_AIM OF THE EXERCISE_: Take the records underneath and set them down exactly.

_MATERIAL FOR THE TASK_:
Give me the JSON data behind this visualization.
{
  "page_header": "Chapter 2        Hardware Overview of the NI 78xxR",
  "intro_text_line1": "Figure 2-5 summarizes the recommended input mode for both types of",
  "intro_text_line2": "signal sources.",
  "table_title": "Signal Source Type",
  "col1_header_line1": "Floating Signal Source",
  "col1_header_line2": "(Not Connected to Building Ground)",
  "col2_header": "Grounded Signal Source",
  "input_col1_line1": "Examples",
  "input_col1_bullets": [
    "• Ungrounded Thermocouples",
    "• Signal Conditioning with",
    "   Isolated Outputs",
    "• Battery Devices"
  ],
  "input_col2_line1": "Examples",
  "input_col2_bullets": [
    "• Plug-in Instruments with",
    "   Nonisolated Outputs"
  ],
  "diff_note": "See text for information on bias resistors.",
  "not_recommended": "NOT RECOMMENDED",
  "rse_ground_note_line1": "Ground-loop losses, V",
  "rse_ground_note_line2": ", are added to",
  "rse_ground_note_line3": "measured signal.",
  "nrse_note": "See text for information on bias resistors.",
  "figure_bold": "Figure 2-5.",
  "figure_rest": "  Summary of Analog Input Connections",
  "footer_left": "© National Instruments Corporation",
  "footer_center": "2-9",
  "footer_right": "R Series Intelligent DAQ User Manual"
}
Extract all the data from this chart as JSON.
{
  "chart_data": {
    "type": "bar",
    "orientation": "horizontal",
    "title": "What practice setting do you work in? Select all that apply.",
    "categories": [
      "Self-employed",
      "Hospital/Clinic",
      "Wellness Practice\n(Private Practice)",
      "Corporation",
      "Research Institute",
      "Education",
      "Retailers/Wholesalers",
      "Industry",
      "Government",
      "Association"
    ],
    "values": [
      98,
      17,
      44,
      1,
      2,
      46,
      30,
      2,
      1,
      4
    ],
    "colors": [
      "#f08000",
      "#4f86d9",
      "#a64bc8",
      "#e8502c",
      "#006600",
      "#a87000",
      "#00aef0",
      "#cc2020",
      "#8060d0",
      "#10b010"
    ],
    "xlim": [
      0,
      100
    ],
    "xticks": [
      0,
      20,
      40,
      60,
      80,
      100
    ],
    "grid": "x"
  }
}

_FINISHED ANSWER_:
Give me the JSON data behind this visualization.
{
  "page_header": "Chapter 2        Hardware Overview of the NI 78xxR",
  "intro_text_line1": "Figure 2-5 summarizes the recommended input mode for both types of",
  "intro_text_line2": "signal sources.",
  "table_title": "Signal Source Type",
  "col1_header_line1": "Floating Signal Source",
  "col1_header_line2": "(Not Connected to Building Ground)",
  "col2_header": "Grounded Signal Source",
  "input_col1_line1": "Examples",
  "input_col1_bullets": [
    "• Ungrounded Thermocouples",
    "• Signal Conditioning with",
    "   Isolated Outputs",
    "• Battery Devices"
  ],
  "input_col2_line1": "Examples",
  "input_col2_bullets": [
    "• Plug-in Instruments with",
    "   Nonisolated Outputs"
  ],
  "diff_note": "See text for information on bias resistors.",
  "not_recommended": "NOT RECOMMENDED",
  "rse_ground_note_line1": "Ground-loop losses, V",
  "rse_ground_note_line2": ", are added to",
  "rse_ground_note_line3": "measured signal.",
  "nrse_note": "See text for information on bias resistors.",
  "figure_bold": "Figure 2-5.",
  "figure_rest": "  Summary of Analog Input Connections",
  "footer_left": "© National Instruments Corporation",
  "footer_center": "2-9",
  "footer_right": "R Series Intelligent DAQ User Manual"
}
Extract all the data from this chart as JSON.
{
  "chart_data": {
    "type": "bar",
    "orientation": "horizontal",
    "title": "What practice setting do you work in? Select all that apply.",
    "categories": [
      "Self-employed",
      "Hospital/Clinic",
      "Wellness Practice\n(Private Practice)",
      "Corporation",
      "Research Institute",
      "Education",
      "Retailers/Wholesalers",
      "Industry",
      "Government",
      "Association"
    ],
    "values": [
      98,
      17,
      44,
      1,
      2,
      46,
      30,
      2,
      1,
      4
    ],
    "colors": [
      "#f08000",
      "#4f86d9",
      "#a64bc8",
      "#e8502c",
      "#006600",
      "#a87000",
      "#00aef0",
      "#cc2020",
      "#8060d0",
      "#10b010"
    ],
    "xlim": [
      0,
      100
    ],
    "xticks": [
      0,
      20,
      40,
      60,
      80,
      100
    ],
    "grid": "x"
  }
}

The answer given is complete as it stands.